(Raw records)
"""
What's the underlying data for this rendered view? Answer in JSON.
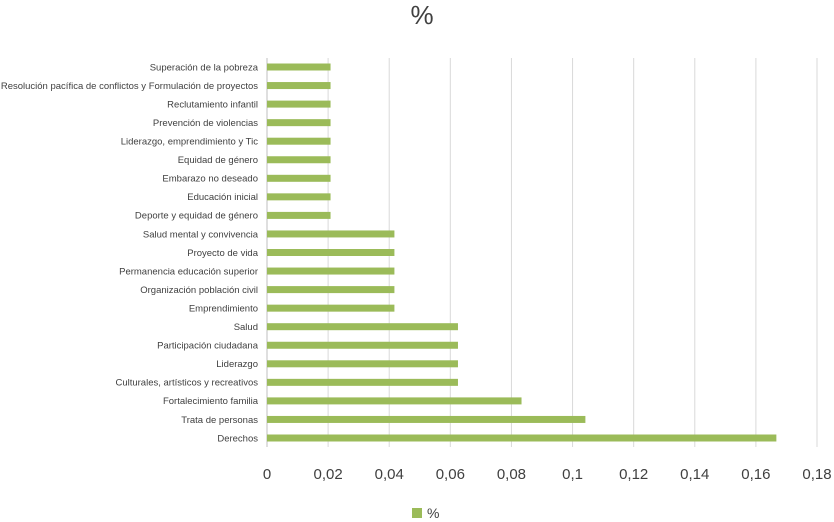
{
  "chart_data": {
    "type": "bar",
    "orientation": "horizontal",
    "title": "%",
    "xlabel": "",
    "ylabel": "",
    "xlim": [
      0,
      0.18
    ],
    "x_ticks": [
      0,
      0.02,
      0.04,
      0.06,
      0.08,
      0.1,
      0.12,
      0.14,
      0.16,
      0.18
    ],
    "x_tick_labels": [
      "0",
      "0,02",
      "0,04",
      "0,06",
      "0,08",
      "0,1",
      "0,12",
      "0,14",
      "0,16",
      "0,18"
    ],
    "grid": "vertical",
    "legend_position": "bottom",
    "categories": [
      "Superación de la pobreza",
      "Resolución pacífica de conflictos y Formulación de proyectos",
      "Reclutamiento infantil",
      "Prevención de violencias",
      "Liderazgo, emprendimiento y Tic",
      "Equidad de género",
      "Embarazo no deseado",
      "Educación inicial",
      "Deporte y equidad de género",
      "Salud mental y convivencia",
      "Proyecto de vida",
      "Permanencia educación superior",
      "Organización población civil",
      "Emprendimiento",
      "Salud",
      "Participación ciudadana",
      "Liderazgo",
      "Culturales, artísticos y recreativos",
      "Fortalecimiento familia",
      "Trata de personas",
      "Derechos"
    ],
    "series": [
      {
        "name": "%",
        "color": "#9bbb59",
        "values": [
          0.0208,
          0.0208,
          0.0208,
          0.0208,
          0.0208,
          0.0208,
          0.0208,
          0.0208,
          0.0208,
          0.0417,
          0.0417,
          0.0417,
          0.0417,
          0.0417,
          0.0625,
          0.0625,
          0.0625,
          0.0625,
          0.0833,
          0.1042,
          0.1667
        ]
      }
    ]
  }
}
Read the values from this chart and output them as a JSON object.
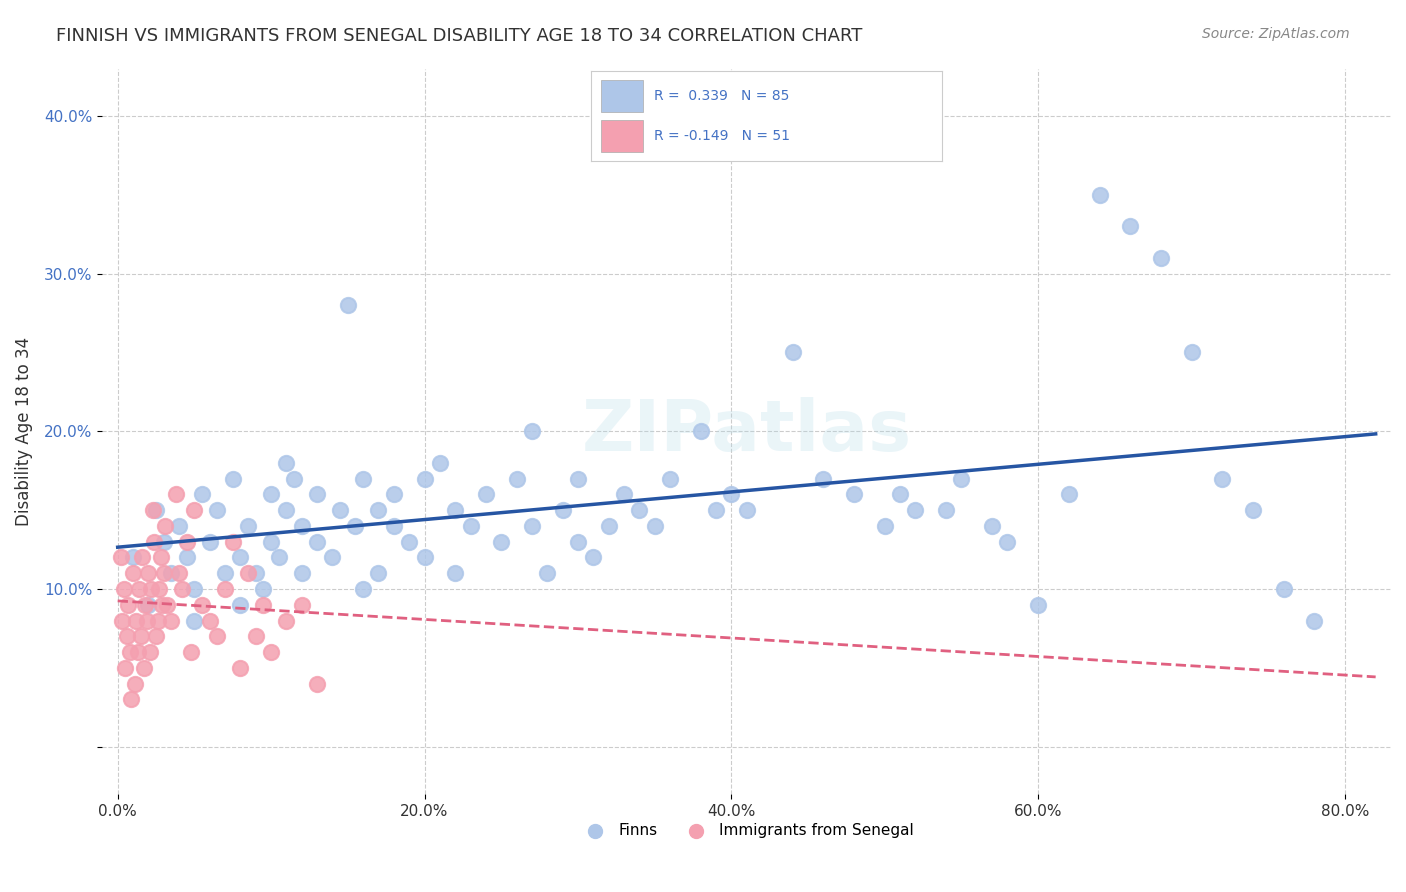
{
  "title": "FINNISH VS IMMIGRANTS FROM SENEGAL DISABILITY AGE 18 TO 34 CORRELATION CHART",
  "source": "Source: ZipAtlas.com",
  "xlabel_ticks": [
    "0.0%",
    "20.0%",
    "40.0%",
    "60.0%",
    "80.0%"
  ],
  "xlabel_tick_vals": [
    0,
    20,
    40,
    60,
    80
  ],
  "ylabel_ticks": [
    "",
    "10.0%",
    "20.0%",
    "30.0%",
    "40.0%"
  ],
  "ylabel_tick_vals": [
    0,
    10,
    20,
    30,
    40
  ],
  "xlim": [
    -1,
    83
  ],
  "ylim": [
    -3,
    43
  ],
  "finns_R": 0.339,
  "finns_N": 85,
  "senegal_R": -0.149,
  "senegal_N": 51,
  "legend_label_finns": "Finns",
  "legend_label_senegal": "Immigrants from Senegal",
  "finns_color": "#aec6e8",
  "finns_line_color": "#2655a3",
  "senegal_color": "#f4a0b0",
  "senegal_line_color": "#e06080",
  "background_color": "#ffffff",
  "watermark": "ZIPatlas",
  "finns_x": [
    1,
    2,
    2.5,
    3,
    3.5,
    4,
    4.5,
    5,
    5,
    5.5,
    6,
    6.5,
    7,
    7.5,
    8,
    8,
    8.5,
    9,
    9.5,
    10,
    10,
    10.5,
    11,
    11,
    11.5,
    12,
    12,
    13,
    13,
    14,
    14.5,
    15,
    15.5,
    16,
    16,
    17,
    17,
    18,
    18,
    19,
    20,
    20,
    21,
    22,
    22,
    23,
    24,
    25,
    26,
    27,
    27,
    28,
    29,
    30,
    30,
    31,
    32,
    33,
    34,
    35,
    36,
    38,
    39,
    40,
    41,
    44,
    46,
    48,
    50,
    51,
    52,
    54,
    55,
    57,
    58,
    60,
    62,
    64,
    66,
    68,
    70,
    72,
    74,
    76,
    78
  ],
  "finns_y": [
    12,
    9,
    15,
    13,
    11,
    14,
    12,
    10,
    8,
    16,
    13,
    15,
    11,
    17,
    12,
    9,
    14,
    11,
    10,
    16,
    13,
    12,
    15,
    18,
    17,
    14,
    11,
    16,
    13,
    12,
    15,
    28,
    14,
    17,
    10,
    11,
    15,
    14,
    16,
    13,
    17,
    12,
    18,
    15,
    11,
    14,
    16,
    13,
    17,
    20,
    14,
    11,
    15,
    13,
    17,
    12,
    14,
    16,
    15,
    14,
    17,
    20,
    15,
    16,
    15,
    25,
    17,
    16,
    14,
    16,
    15,
    15,
    17,
    14,
    13,
    9,
    16,
    35,
    33,
    31,
    25,
    17,
    15,
    10,
    8
  ],
  "senegal_x": [
    0.2,
    0.3,
    0.4,
    0.5,
    0.6,
    0.7,
    0.8,
    0.9,
    1.0,
    1.1,
    1.2,
    1.3,
    1.4,
    1.5,
    1.6,
    1.7,
    1.8,
    1.9,
    2.0,
    2.1,
    2.2,
    2.3,
    2.4,
    2.5,
    2.6,
    2.7,
    2.8,
    2.9,
    3.0,
    3.1,
    3.2,
    3.5,
    3.8,
    4.0,
    4.2,
    4.5,
    4.8,
    5.0,
    5.5,
    6.0,
    6.5,
    7.0,
    7.5,
    8.0,
    8.5,
    9.0,
    9.5,
    10.0,
    11.0,
    12.0,
    13.0
  ],
  "senegal_y": [
    12,
    8,
    10,
    5,
    7,
    9,
    6,
    3,
    11,
    4,
    8,
    6,
    10,
    7,
    12,
    5,
    9,
    8,
    11,
    6,
    10,
    15,
    13,
    7,
    8,
    10,
    12,
    9,
    11,
    14,
    9,
    8,
    16,
    11,
    10,
    13,
    6,
    15,
    9,
    8,
    7,
    10,
    13,
    5,
    11,
    7,
    9,
    6,
    8,
    9,
    4
  ]
}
"""
Give every record again exactly, apart from the pictures, which stay out.

What's the underlying data for this rendered view? Answer in JSON.
{
  "chart_data": {
    "type": "bar",
    "orientation": "horizontal",
    "title": "%",
    "xlabel": "",
    "ylabel": "",
    "xlim": [
      0,
      0.18
    ],
    "x_ticks": [
      0,
      0.02,
      0.04,
      0.06,
      0.08,
      0.1,
      0.12,
      0.14,
      0.16,
      0.18
    ],
    "x_tick_labels": [
      "0",
      "0,02",
      "0,04",
      "0,06",
      "0,08",
      "0,1",
      "0,12",
      "0,14",
      "0,16",
      "0,18"
    ],
    "grid": "vertical",
    "legend_position": "bottom",
    "categories": [
      "Superación de la pobreza",
      "Resolución pacífica de conflictos y Formulación de proyectos",
      "Reclutamiento infantil",
      "Prevención de violencias",
      "Liderazgo, emprendimiento y Tic",
      "Equidad de género",
      "Embarazo no deseado",
      "Educación inicial",
      "Deporte y equidad de género",
      "Salud mental y convivencia",
      "Proyecto de vida",
      "Permanencia educación superior",
      "Organización población civil",
      "Emprendimiento",
      "Salud",
      "Participación ciudadana",
      "Liderazgo",
      "Culturales, artísticos y recreativos",
      "Fortalecimiento familia",
      "Trata de personas",
      "Derechos"
    ],
    "series": [
      {
        "name": "%",
        "color": "#9bbb59",
        "values": [
          0.0208,
          0.0208,
          0.0208,
          0.0208,
          0.0208,
          0.0208,
          0.0208,
          0.0208,
          0.0208,
          0.0417,
          0.0417,
          0.0417,
          0.0417,
          0.0417,
          0.0625,
          0.0625,
          0.0625,
          0.0625,
          0.0833,
          0.1042,
          0.1667
        ]
      }
    ]
  }
}
Read the values from this chart and output them as a JSON object.
{
  "title": "FINNISH VS IMMIGRANTS FROM SENEGAL DISABILITY AGE 18 TO 34 CORRELATION CHART",
  "source": "Source: ZipAtlas.com",
  "xlabel_ticks": [
    "0.0%",
    "20.0%",
    "40.0%",
    "60.0%",
    "80.0%"
  ],
  "xlabel_tick_vals": [
    0,
    20,
    40,
    60,
    80
  ],
  "ylabel_ticks": [
    "",
    "10.0%",
    "20.0%",
    "30.0%",
    "40.0%"
  ],
  "ylabel_tick_vals": [
    0,
    10,
    20,
    30,
    40
  ],
  "xlim": [
    -1,
    83
  ],
  "ylim": [
    -3,
    43
  ],
  "finns_R": 0.339,
  "finns_N": 85,
  "senegal_R": -0.149,
  "senegal_N": 51,
  "legend_label_finns": "Finns",
  "legend_label_senegal": "Immigrants from Senegal",
  "finns_color": "#aec6e8",
  "finns_line_color": "#2655a3",
  "senegal_color": "#f4a0b0",
  "senegal_line_color": "#e06080",
  "background_color": "#ffffff",
  "watermark": "ZIPatlas",
  "finns_x": [
    1,
    2,
    2.5,
    3,
    3.5,
    4,
    4.5,
    5,
    5,
    5.5,
    6,
    6.5,
    7,
    7.5,
    8,
    8,
    8.5,
    9,
    9.5,
    10,
    10,
    10.5,
    11,
    11,
    11.5,
    12,
    12,
    13,
    13,
    14,
    14.5,
    15,
    15.5,
    16,
    16,
    17,
    17,
    18,
    18,
    19,
    20,
    20,
    21,
    22,
    22,
    23,
    24,
    25,
    26,
    27,
    27,
    28,
    29,
    30,
    30,
    31,
    32,
    33,
    34,
    35,
    36,
    38,
    39,
    40,
    41,
    44,
    46,
    48,
    50,
    51,
    52,
    54,
    55,
    57,
    58,
    60,
    62,
    64,
    66,
    68,
    70,
    72,
    74,
    76,
    78
  ],
  "finns_y": [
    12,
    9,
    15,
    13,
    11,
    14,
    12,
    10,
    8,
    16,
    13,
    15,
    11,
    17,
    12,
    9,
    14,
    11,
    10,
    16,
    13,
    12,
    15,
    18,
    17,
    14,
    11,
    16,
    13,
    12,
    15,
    28,
    14,
    17,
    10,
    11,
    15,
    14,
    16,
    13,
    17,
    12,
    18,
    15,
    11,
    14,
    16,
    13,
    17,
    20,
    14,
    11,
    15,
    13,
    17,
    12,
    14,
    16,
    15,
    14,
    17,
    20,
    15,
    16,
    15,
    25,
    17,
    16,
    14,
    16,
    15,
    15,
    17,
    14,
    13,
    9,
    16,
    35,
    33,
    31,
    25,
    17,
    15,
    10,
    8
  ],
  "senegal_x": [
    0.2,
    0.3,
    0.4,
    0.5,
    0.6,
    0.7,
    0.8,
    0.9,
    1.0,
    1.1,
    1.2,
    1.3,
    1.4,
    1.5,
    1.6,
    1.7,
    1.8,
    1.9,
    2.0,
    2.1,
    2.2,
    2.3,
    2.4,
    2.5,
    2.6,
    2.7,
    2.8,
    2.9,
    3.0,
    3.1,
    3.2,
    3.5,
    3.8,
    4.0,
    4.2,
    4.5,
    4.8,
    5.0,
    5.5,
    6.0,
    6.5,
    7.0,
    7.5,
    8.0,
    8.5,
    9.0,
    9.5,
    10.0,
    11.0,
    12.0,
    13.0
  ],
  "senegal_y": [
    12,
    8,
    10,
    5,
    7,
    9,
    6,
    3,
    11,
    4,
    8,
    6,
    10,
    7,
    12,
    5,
    9,
    8,
    11,
    6,
    10,
    15,
    13,
    7,
    8,
    10,
    12,
    9,
    11,
    14,
    9,
    8,
    16,
    11,
    10,
    13,
    6,
    15,
    9,
    8,
    7,
    10,
    13,
    5,
    11,
    7,
    9,
    6,
    8,
    9,
    4
  ]
}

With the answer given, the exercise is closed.